Brief - Your task is to locate every line holding the string "style" and to copy each of them.

Provided data -
• • • • • • •

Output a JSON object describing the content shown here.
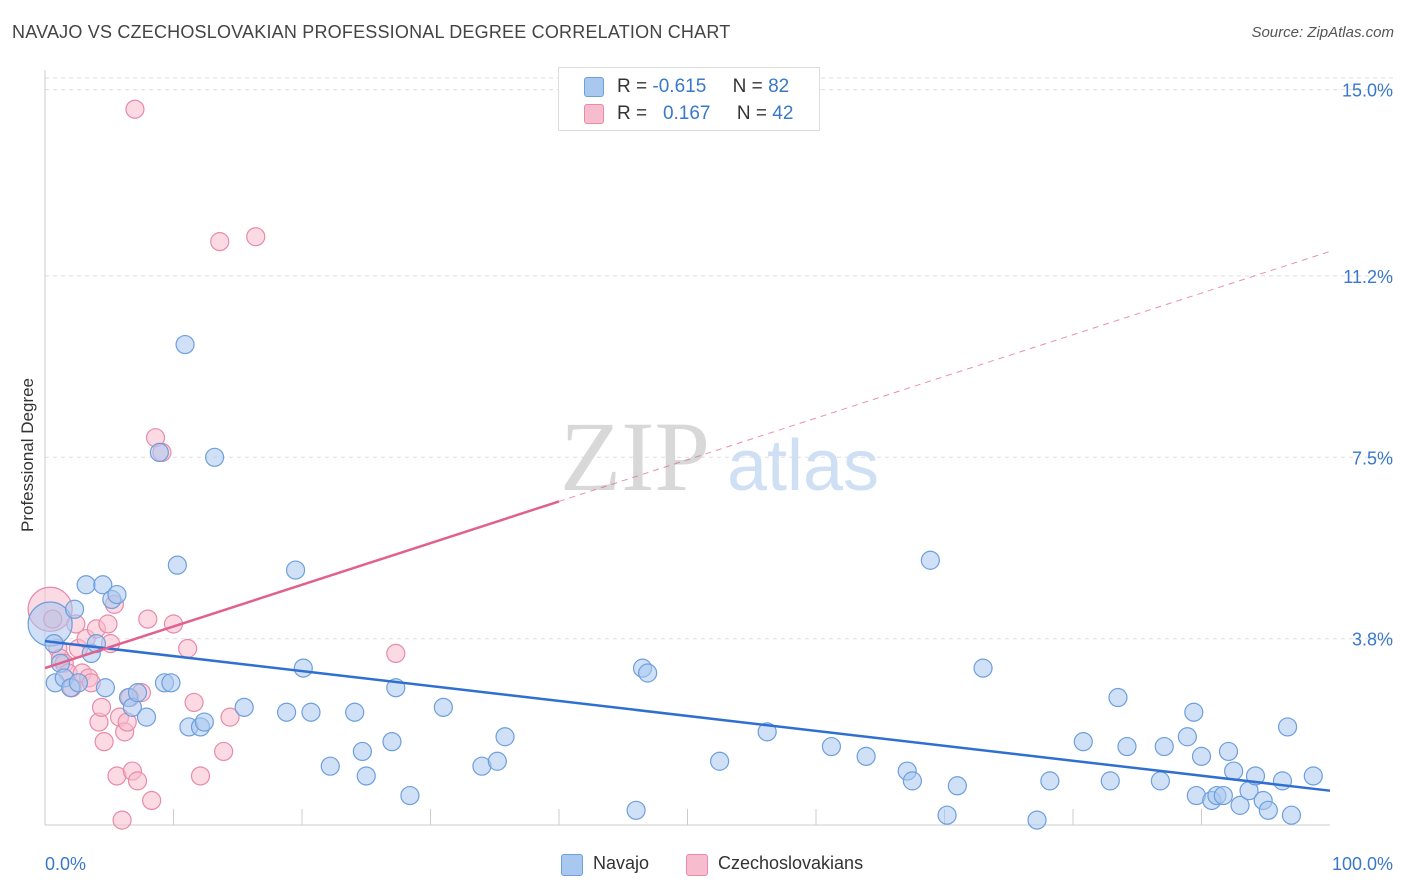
{
  "title": "NAVAJO VS CZECHOSLOVAKIAN PROFESSIONAL DEGREE CORRELATION CHART",
  "source": "Source: ZipAtlas.com",
  "watermark": {
    "zip": "ZIP",
    "atlas": "atlas"
  },
  "legend": {
    "navajo": {
      "r_label": "R =",
      "r_value": "-0.615",
      "n_label": "N =",
      "n_value": "82"
    },
    "czech": {
      "r_label": "R =",
      "r_value": "0.167",
      "n_label": "N =",
      "n_value": "42"
    }
  },
  "colors": {
    "navajo_fill": "#a9c8f0",
    "navajo_stroke": "#6d9fdc",
    "navajo_line": "#2f6fd0",
    "czech_fill": "#f7bccd",
    "czech_stroke": "#e98aa8",
    "czech_line": "#e0628c",
    "axis_text": "#3a78c9",
    "grid": "#dddddd"
  },
  "chart_data": {
    "type": "scatter",
    "title": "NAVAJO VS CZECHOSLOVAKIAN PROFESSIONAL DEGREE CORRELATION CHART",
    "xlabel": "",
    "ylabel": "Professional Degree",
    "xlim": [
      0,
      100
    ],
    "ylim": [
      0,
      15.4
    ],
    "x_tick_labels": [
      "0.0%",
      "100.0%"
    ],
    "y_ticks": [
      3.8,
      7.5,
      11.2,
      15.0
    ],
    "y_tick_labels": [
      "3.8%",
      "7.5%",
      "11.2%",
      "15.0%"
    ],
    "legend_position": "bottom-center",
    "series": [
      {
        "name": "Navajo",
        "r": -0.615,
        "n": 82,
        "trend": {
          "x": [
            0,
            100
          ],
          "y": [
            3.75,
            0.7
          ],
          "style": "solid"
        },
        "points": [
          {
            "x": 0.4,
            "y": 4.1,
            "big": true
          },
          {
            "x": 0.7,
            "y": 3.7
          },
          {
            "x": 0.8,
            "y": 2.9
          },
          {
            "x": 1.2,
            "y": 3.3
          },
          {
            "x": 1.5,
            "y": 3.0
          },
          {
            "x": 2.0,
            "y": 2.8
          },
          {
            "x": 2.3,
            "y": 4.4
          },
          {
            "x": 2.6,
            "y": 2.9
          },
          {
            "x": 3.2,
            "y": 4.9
          },
          {
            "x": 3.6,
            "y": 3.5
          },
          {
            "x": 4.0,
            "y": 3.7
          },
          {
            "x": 4.5,
            "y": 4.9
          },
          {
            "x": 4.7,
            "y": 2.8
          },
          {
            "x": 5.2,
            "y": 4.6
          },
          {
            "x": 5.6,
            "y": 4.7
          },
          {
            "x": 6.5,
            "y": 2.6
          },
          {
            "x": 6.8,
            "y": 2.4
          },
          {
            "x": 7.2,
            "y": 2.7
          },
          {
            "x": 7.9,
            "y": 2.2
          },
          {
            "x": 8.9,
            "y": 7.6
          },
          {
            "x": 9.3,
            "y": 2.9
          },
          {
            "x": 9.8,
            "y": 2.9
          },
          {
            "x": 10.3,
            "y": 5.3
          },
          {
            "x": 10.9,
            "y": 9.8
          },
          {
            "x": 11.2,
            "y": 2.0
          },
          {
            "x": 12.1,
            "y": 2.0
          },
          {
            "x": 12.4,
            "y": 2.1
          },
          {
            "x": 13.2,
            "y": 7.5
          },
          {
            "x": 15.5,
            "y": 2.4
          },
          {
            "x": 18.8,
            "y": 2.3
          },
          {
            "x": 19.5,
            "y": 5.2
          },
          {
            "x": 20.1,
            "y": 3.2
          },
          {
            "x": 20.7,
            "y": 2.3
          },
          {
            "x": 22.2,
            "y": 1.2
          },
          {
            "x": 24.1,
            "y": 2.3
          },
          {
            "x": 24.7,
            "y": 1.5
          },
          {
            "x": 25.0,
            "y": 1.0
          },
          {
            "x": 27.0,
            "y": 1.7
          },
          {
            "x": 27.3,
            "y": 2.8
          },
          {
            "x": 28.4,
            "y": 0.6
          },
          {
            "x": 31.0,
            "y": 2.4
          },
          {
            "x": 34.0,
            "y": 1.2
          },
          {
            "x": 35.2,
            "y": 1.3
          },
          {
            "x": 35.8,
            "y": 1.8
          },
          {
            "x": 46.0,
            "y": 0.3
          },
          {
            "x": 46.5,
            "y": 3.2
          },
          {
            "x": 46.9,
            "y": 3.1
          },
          {
            "x": 52.5,
            "y": 1.3
          },
          {
            "x": 56.2,
            "y": 1.9
          },
          {
            "x": 61.2,
            "y": 1.6
          },
          {
            "x": 63.9,
            "y": 1.4
          },
          {
            "x": 68.9,
            "y": 5.4
          },
          {
            "x": 67.1,
            "y": 1.1
          },
          {
            "x": 67.5,
            "y": 0.9
          },
          {
            "x": 70.2,
            "y": 0.2
          },
          {
            "x": 71.0,
            "y": 0.8
          },
          {
            "x": 73.0,
            "y": 3.2
          },
          {
            "x": 77.2,
            "y": 0.1
          },
          {
            "x": 78.2,
            "y": 0.9
          },
          {
            "x": 80.8,
            "y": 1.7
          },
          {
            "x": 82.9,
            "y": 0.9
          },
          {
            "x": 83.5,
            "y": 2.6
          },
          {
            "x": 84.2,
            "y": 1.6
          },
          {
            "x": 86.8,
            "y": 0.9
          },
          {
            "x": 87.1,
            "y": 1.6
          },
          {
            "x": 88.9,
            "y": 1.8
          },
          {
            "x": 89.4,
            "y": 2.3
          },
          {
            "x": 89.6,
            "y": 0.6
          },
          {
            "x": 90.0,
            "y": 1.4
          },
          {
            "x": 90.8,
            "y": 0.5
          },
          {
            "x": 91.2,
            "y": 0.6
          },
          {
            "x": 91.7,
            "y": 0.6
          },
          {
            "x": 92.1,
            "y": 1.5
          },
          {
            "x": 92.5,
            "y": 1.1
          },
          {
            "x": 93.0,
            "y": 0.4
          },
          {
            "x": 93.7,
            "y": 0.7
          },
          {
            "x": 94.2,
            "y": 1.0
          },
          {
            "x": 94.8,
            "y": 0.5
          },
          {
            "x": 95.2,
            "y": 0.3
          },
          {
            "x": 96.3,
            "y": 0.9
          },
          {
            "x": 96.7,
            "y": 2.0
          },
          {
            "x": 97.0,
            "y": 0.2
          },
          {
            "x": 98.7,
            "y": 1.0
          }
        ]
      },
      {
        "name": "Czechoslovakians",
        "r": 0.167,
        "n": 42,
        "trend": {
          "x": [
            0,
            40
          ],
          "y": [
            3.2,
            6.6
          ],
          "style": "solid",
          "extension": {
            "x": [
              40,
              100
            ],
            "y": [
              6.6,
              11.7
            ],
            "style": "dashed"
          }
        },
        "points": [
          {
            "x": 0.4,
            "y": 4.4,
            "big": true
          },
          {
            "x": 0.6,
            "y": 4.2
          },
          {
            "x": 1.0,
            "y": 3.6
          },
          {
            "x": 1.2,
            "y": 3.4
          },
          {
            "x": 1.5,
            "y": 3.3
          },
          {
            "x": 1.8,
            "y": 3.1
          },
          {
            "x": 2.1,
            "y": 2.8
          },
          {
            "x": 2.4,
            "y": 4.1
          },
          {
            "x": 2.6,
            "y": 3.6
          },
          {
            "x": 2.9,
            "y": 3.1
          },
          {
            "x": 3.2,
            "y": 3.8
          },
          {
            "x": 3.4,
            "y": 3.0
          },
          {
            "x": 3.6,
            "y": 2.9
          },
          {
            "x": 4.0,
            "y": 4.0
          },
          {
            "x": 4.2,
            "y": 2.1
          },
          {
            "x": 4.4,
            "y": 2.4
          },
          {
            "x": 4.6,
            "y": 1.7
          },
          {
            "x": 4.9,
            "y": 4.1
          },
          {
            "x": 5.1,
            "y": 3.7
          },
          {
            "x": 5.4,
            "y": 4.5
          },
          {
            "x": 5.6,
            "y": 1.0
          },
          {
            "x": 5.8,
            "y": 2.2
          },
          {
            "x": 6.0,
            "y": 0.1
          },
          {
            "x": 6.2,
            "y": 1.9
          },
          {
            "x": 6.4,
            "y": 2.1
          },
          {
            "x": 6.6,
            "y": 2.6
          },
          {
            "x": 6.8,
            "y": 1.1
          },
          {
            "x": 7.0,
            "y": 14.6
          },
          {
            "x": 7.2,
            "y": 0.9
          },
          {
            "x": 7.5,
            "y": 2.7
          },
          {
            "x": 8.0,
            "y": 4.2
          },
          {
            "x": 8.3,
            "y": 0.5
          },
          {
            "x": 8.6,
            "y": 7.9
          },
          {
            "x": 9.1,
            "y": 7.6
          },
          {
            "x": 10.0,
            "y": 4.1
          },
          {
            "x": 11.1,
            "y": 3.6
          },
          {
            "x": 11.6,
            "y": 2.5
          },
          {
            "x": 12.1,
            "y": 1.0
          },
          {
            "x": 13.6,
            "y": 11.9
          },
          {
            "x": 13.9,
            "y": 1.5
          },
          {
            "x": 14.4,
            "y": 2.2
          },
          {
            "x": 16.4,
            "y": 12.0
          },
          {
            "x": 27.3,
            "y": 3.5
          }
        ]
      }
    ]
  }
}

• • • • • • •

Right answer -
          "style": "solid"
          "style": "solid",
            "style": "dashed"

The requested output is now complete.